[Exercise objective]: Isolate every line in the records below with "JSON" in it.

[Stored items]:
---+---
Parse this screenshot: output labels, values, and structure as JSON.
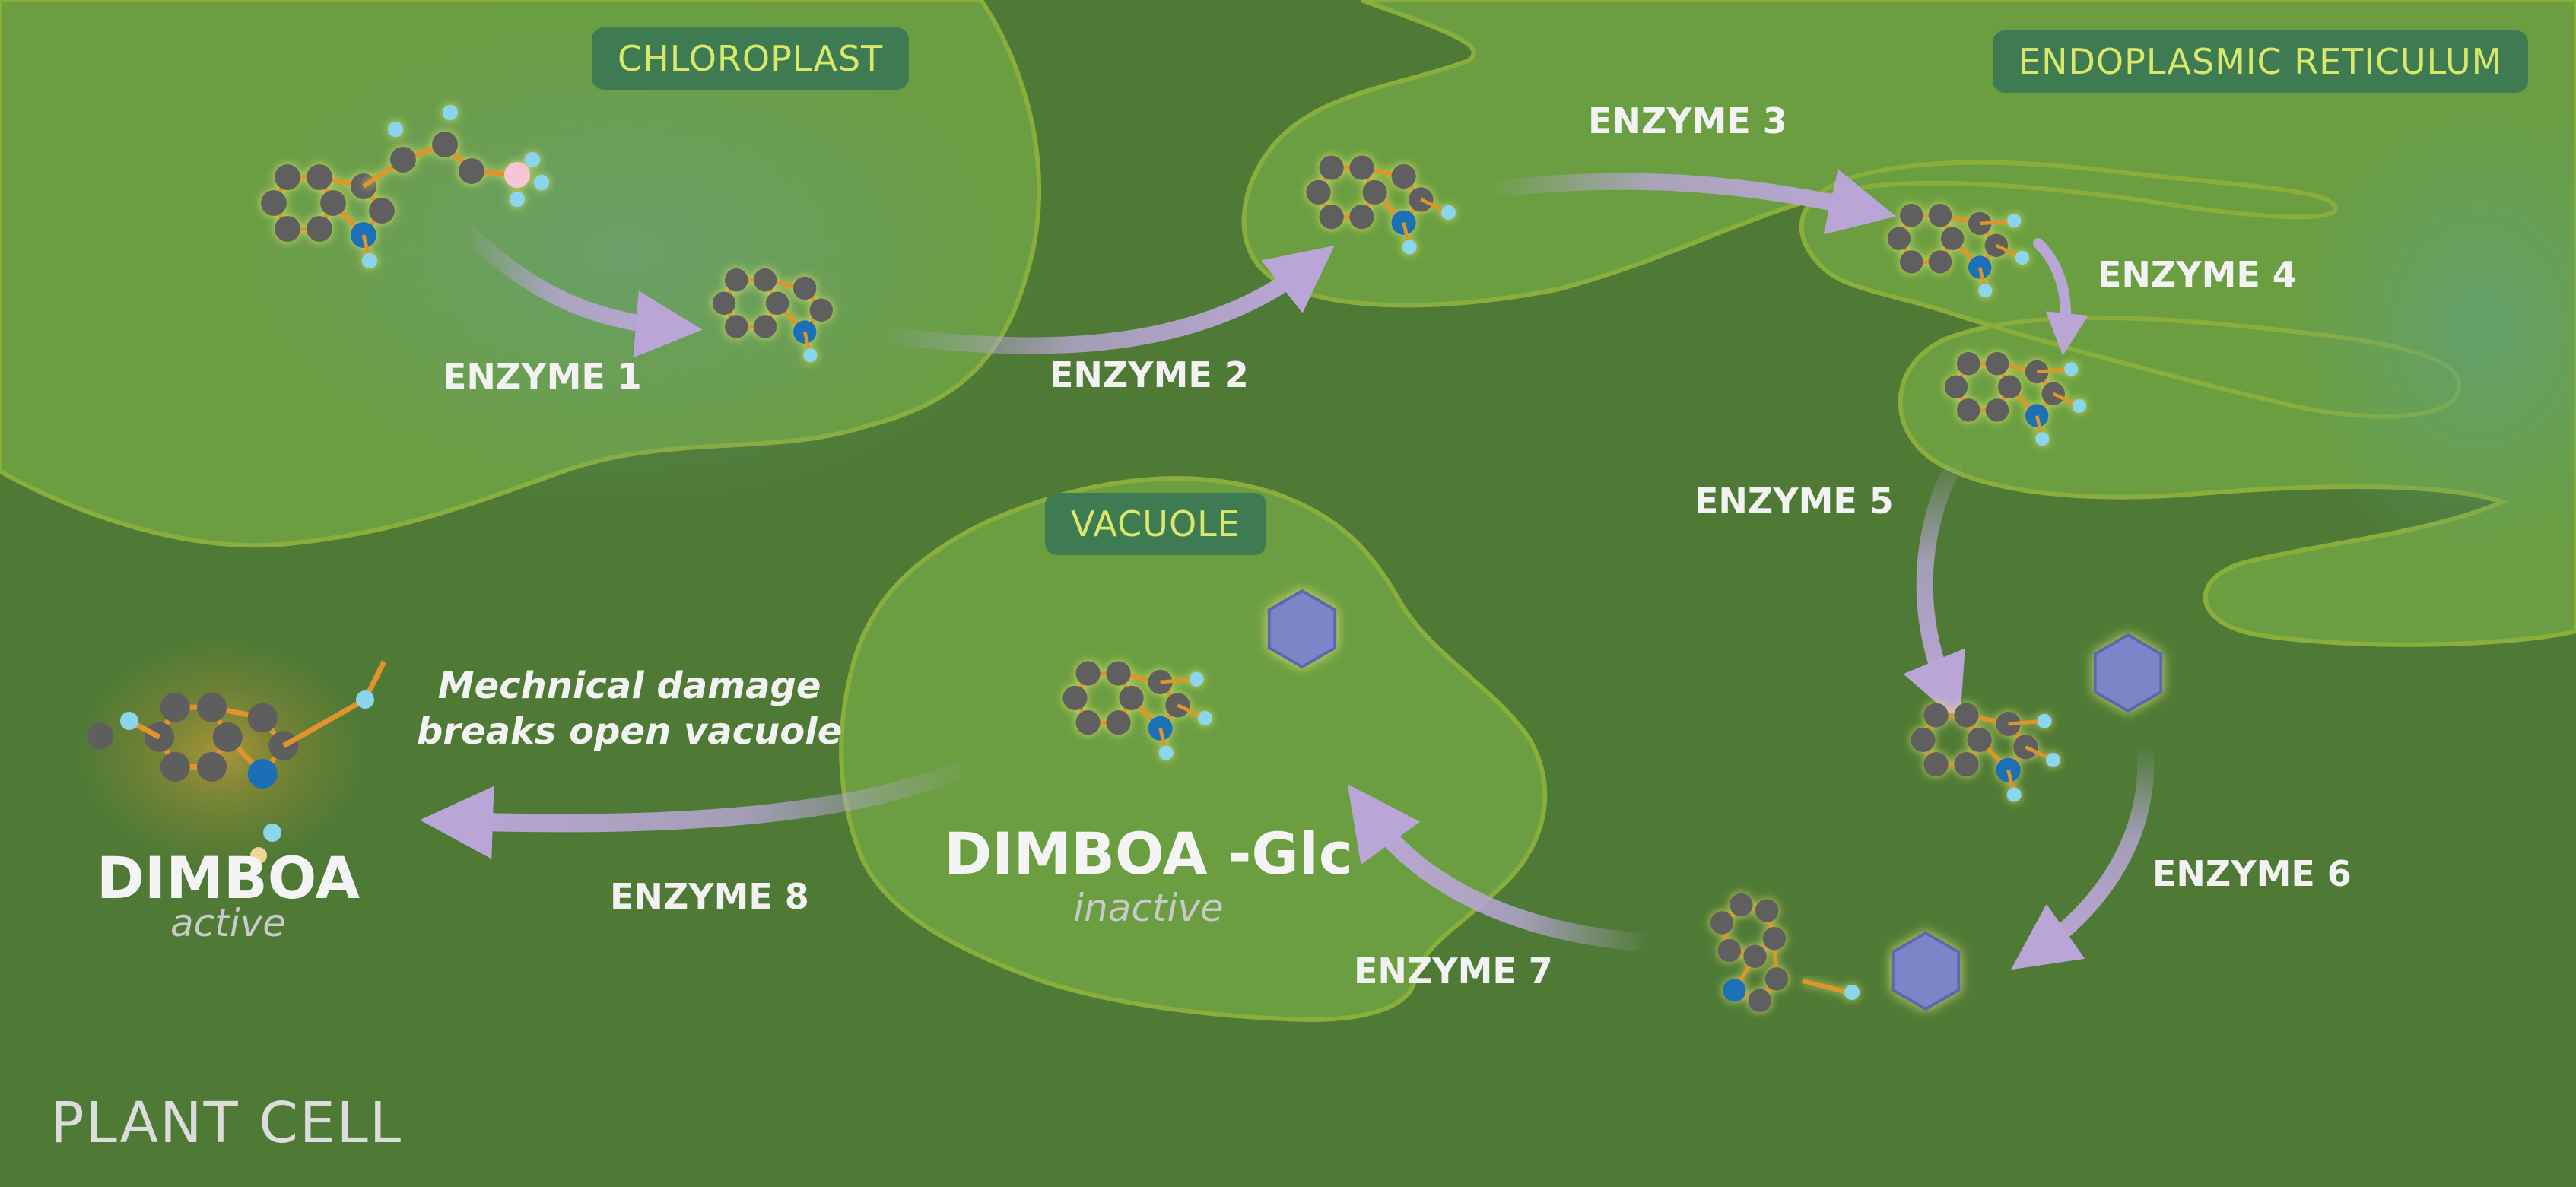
{
  "regions": {
    "chloroplast": "CHLOROPLAST",
    "endoplasmic_reticulum": "ENDOPLASMIC RETICULUM",
    "vacuole": "VACUOLE",
    "cell": "PLANT CELL"
  },
  "enzymes": [
    "ENZYME 1",
    "ENZYME 2",
    "ENZYME 3",
    "ENZYME 4",
    "ENZYME 5",
    "ENZYME 6",
    "ENZYME 7",
    "ENZYME 8"
  ],
  "products": {
    "dimboa": {
      "name": "DIMBOA",
      "state": "active"
    },
    "dimboa_glc": {
      "name": "DIMBOA -Glc",
      "state": "inactive"
    }
  },
  "note": {
    "line1": "Mechnical damage",
    "line2": "breaks open vacuole"
  },
  "colors": {
    "cytoplasm": "#4e7a35",
    "organelle": "#6a9e40",
    "label_bg": "#3e7a52",
    "label_text": "#d8e86a",
    "arrow": "#b9a6d6",
    "atom_carbon": "#5e5e5e",
    "atom_nitrogen": "#1d6fb5",
    "atom_hydrogen": "#8ad6ef",
    "bond": "#e0952c",
    "sugar": "#7a86c8"
  }
}
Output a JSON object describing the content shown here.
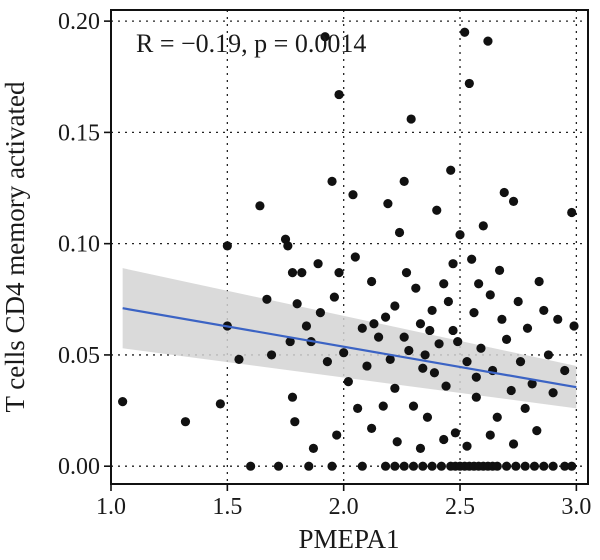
{
  "chart_data": {
    "type": "scatter",
    "xlabel": "PMEPA1",
    "ylabel": "T cells CD4 memory activated",
    "annotation": "R = −0.19, p = 0.0014",
    "xlim": [
      1.0,
      3.05
    ],
    "ylim": [
      -0.008,
      0.205
    ],
    "x_ticks": [
      "1.0",
      "1.5",
      "2.0",
      "2.5",
      "3.0"
    ],
    "y_ticks": [
      "0.00",
      "0.05",
      "0.10",
      "0.15",
      "0.20"
    ],
    "grid": true,
    "colors": {
      "points": "#111111",
      "fit_line": "#3b63c4",
      "confidence_band": "#d3d3d3"
    },
    "regression": {
      "x": [
        1.05,
        3.0
      ],
      "y": [
        0.071,
        0.0355
      ]
    },
    "confidence_band": {
      "x": [
        1.05,
        3.0
      ],
      "upper": [
        0.089,
        0.045
      ],
      "lower": [
        0.053,
        0.026
      ]
    },
    "points": [
      [
        1.05,
        0.029
      ],
      [
        1.32,
        0.02
      ],
      [
        1.47,
        0.028
      ],
      [
        1.5,
        0.099
      ],
      [
        1.5,
        0.063
      ],
      [
        1.55,
        0.048
      ],
      [
        1.6,
        0.0
      ],
      [
        1.64,
        0.117
      ],
      [
        1.67,
        0.075
      ],
      [
        1.69,
        0.05
      ],
      [
        1.75,
        0.102
      ],
      [
        1.76,
        0.099
      ],
      [
        1.77,
        0.056
      ],
      [
        1.78,
        0.087
      ],
      [
        1.78,
        0.031
      ],
      [
        1.79,
        0.02
      ],
      [
        1.8,
        0.073
      ],
      [
        1.82,
        0.087
      ],
      [
        1.84,
        0.063
      ],
      [
        1.86,
        0.056
      ],
      [
        1.87,
        0.008
      ],
      [
        1.89,
        0.091
      ],
      [
        1.9,
        0.069
      ],
      [
        1.92,
        0.193
      ],
      [
        1.93,
        0.047
      ],
      [
        1.95,
        0.128
      ],
      [
        1.96,
        0.076
      ],
      [
        1.97,
        0.014
      ],
      [
        1.98,
        0.167
      ],
      [
        1.98,
        0.087
      ],
      [
        2.0,
        0.051
      ],
      [
        2.02,
        0.038
      ],
      [
        2.04,
        0.122
      ],
      [
        2.05,
        0.094
      ],
      [
        2.06,
        0.026
      ],
      [
        2.08,
        0.062
      ],
      [
        2.1,
        0.045
      ],
      [
        2.12,
        0.083
      ],
      [
        2.13,
        0.064
      ],
      [
        2.15,
        0.058
      ],
      [
        2.17,
        0.027
      ],
      [
        2.19,
        0.118
      ],
      [
        2.2,
        0.048
      ],
      [
        2.22,
        0.072
      ],
      [
        2.24,
        0.105
      ],
      [
        2.26,
        0.128
      ],
      [
        2.28,
        0.052
      ],
      [
        2.29,
        0.156
      ],
      [
        2.31,
        0.08
      ],
      [
        2.33,
        0.064
      ],
      [
        2.34,
        0.044
      ],
      [
        2.36,
        0.022
      ],
      [
        2.38,
        0.07
      ],
      [
        2.4,
        0.115
      ],
      [
        2.41,
        0.055
      ],
      [
        2.43,
        0.082
      ],
      [
        2.44,
        0.036
      ],
      [
        2.46,
        0.133
      ],
      [
        2.47,
        0.061
      ],
      [
        2.48,
        0.015
      ],
      [
        2.5,
        0.104
      ],
      [
        2.52,
        0.195
      ],
      [
        2.53,
        0.047
      ],
      [
        2.54,
        0.172
      ],
      [
        2.55,
        0.093
      ],
      [
        2.56,
        0.069
      ],
      [
        2.57,
        0.031
      ],
      [
        2.59,
        0.053
      ],
      [
        2.6,
        0.108
      ],
      [
        2.62,
        0.191
      ],
      [
        2.63,
        0.077
      ],
      [
        2.64,
        0.043
      ],
      [
        2.66,
        0.022
      ],
      [
        2.67,
        0.088
      ],
      [
        2.69,
        0.123
      ],
      [
        2.7,
        0.057
      ],
      [
        2.72,
        0.034
      ],
      [
        2.73,
        0.119
      ],
      [
        2.75,
        0.074
      ],
      [
        2.76,
        0.047
      ],
      [
        2.78,
        0.026
      ],
      [
        2.79,
        0.062
      ],
      [
        2.81,
        0.037
      ],
      [
        2.84,
        0.083
      ],
      [
        2.86,
        0.07
      ],
      [
        2.88,
        0.05
      ],
      [
        2.9,
        0.033
      ],
      [
        2.92,
        0.066
      ],
      [
        2.95,
        0.043
      ],
      [
        2.98,
        0.114
      ],
      [
        2.99,
        0.063
      ],
      [
        2.22,
        0.035
      ],
      [
        2.26,
        0.058
      ],
      [
        2.35,
        0.05
      ],
      [
        2.45,
        0.074
      ],
      [
        2.3,
        0.027
      ],
      [
        2.39,
        0.042
      ],
      [
        2.49,
        0.056
      ],
      [
        2.58,
        0.082
      ],
      [
        2.68,
        0.066
      ],
      [
        2.18,
        0.067
      ],
      [
        2.27,
        0.087
      ],
      [
        2.37,
        0.061
      ],
      [
        2.47,
        0.091
      ],
      [
        2.57,
        0.04
      ],
      [
        2.12,
        0.017
      ],
      [
        2.23,
        0.011
      ],
      [
        2.33,
        0.008
      ],
      [
        2.43,
        0.012
      ],
      [
        2.53,
        0.009
      ],
      [
        2.63,
        0.014
      ],
      [
        2.73,
        0.01
      ],
      [
        2.83,
        0.016
      ],
      [
        1.72,
        0.0
      ],
      [
        1.85,
        0.0
      ],
      [
        1.95,
        0.0
      ],
      [
        2.08,
        0.0
      ],
      [
        2.18,
        0.0
      ],
      [
        2.22,
        0.0
      ],
      [
        2.26,
        0.0
      ],
      [
        2.3,
        0.0
      ],
      [
        2.34,
        0.0
      ],
      [
        2.38,
        0.0
      ],
      [
        2.42,
        0.0
      ],
      [
        2.46,
        0.0
      ],
      [
        2.48,
        0.0
      ],
      [
        2.5,
        0.0
      ],
      [
        2.52,
        0.0
      ],
      [
        2.54,
        0.0
      ],
      [
        2.56,
        0.0
      ],
      [
        2.58,
        0.0
      ],
      [
        2.6,
        0.0
      ],
      [
        2.62,
        0.0
      ],
      [
        2.64,
        0.0
      ],
      [
        2.66,
        0.0
      ],
      [
        2.7,
        0.0
      ],
      [
        2.74,
        0.0
      ],
      [
        2.78,
        0.0
      ],
      [
        2.82,
        0.0
      ],
      [
        2.86,
        0.0
      ],
      [
        2.9,
        0.0
      ],
      [
        2.95,
        0.0
      ],
      [
        2.98,
        0.0
      ]
    ]
  }
}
---+---
[Reply to the exercise]:
Parse this screenshot: output labels, values, and structure as JSON.
Output a JSON object describing the content shown here.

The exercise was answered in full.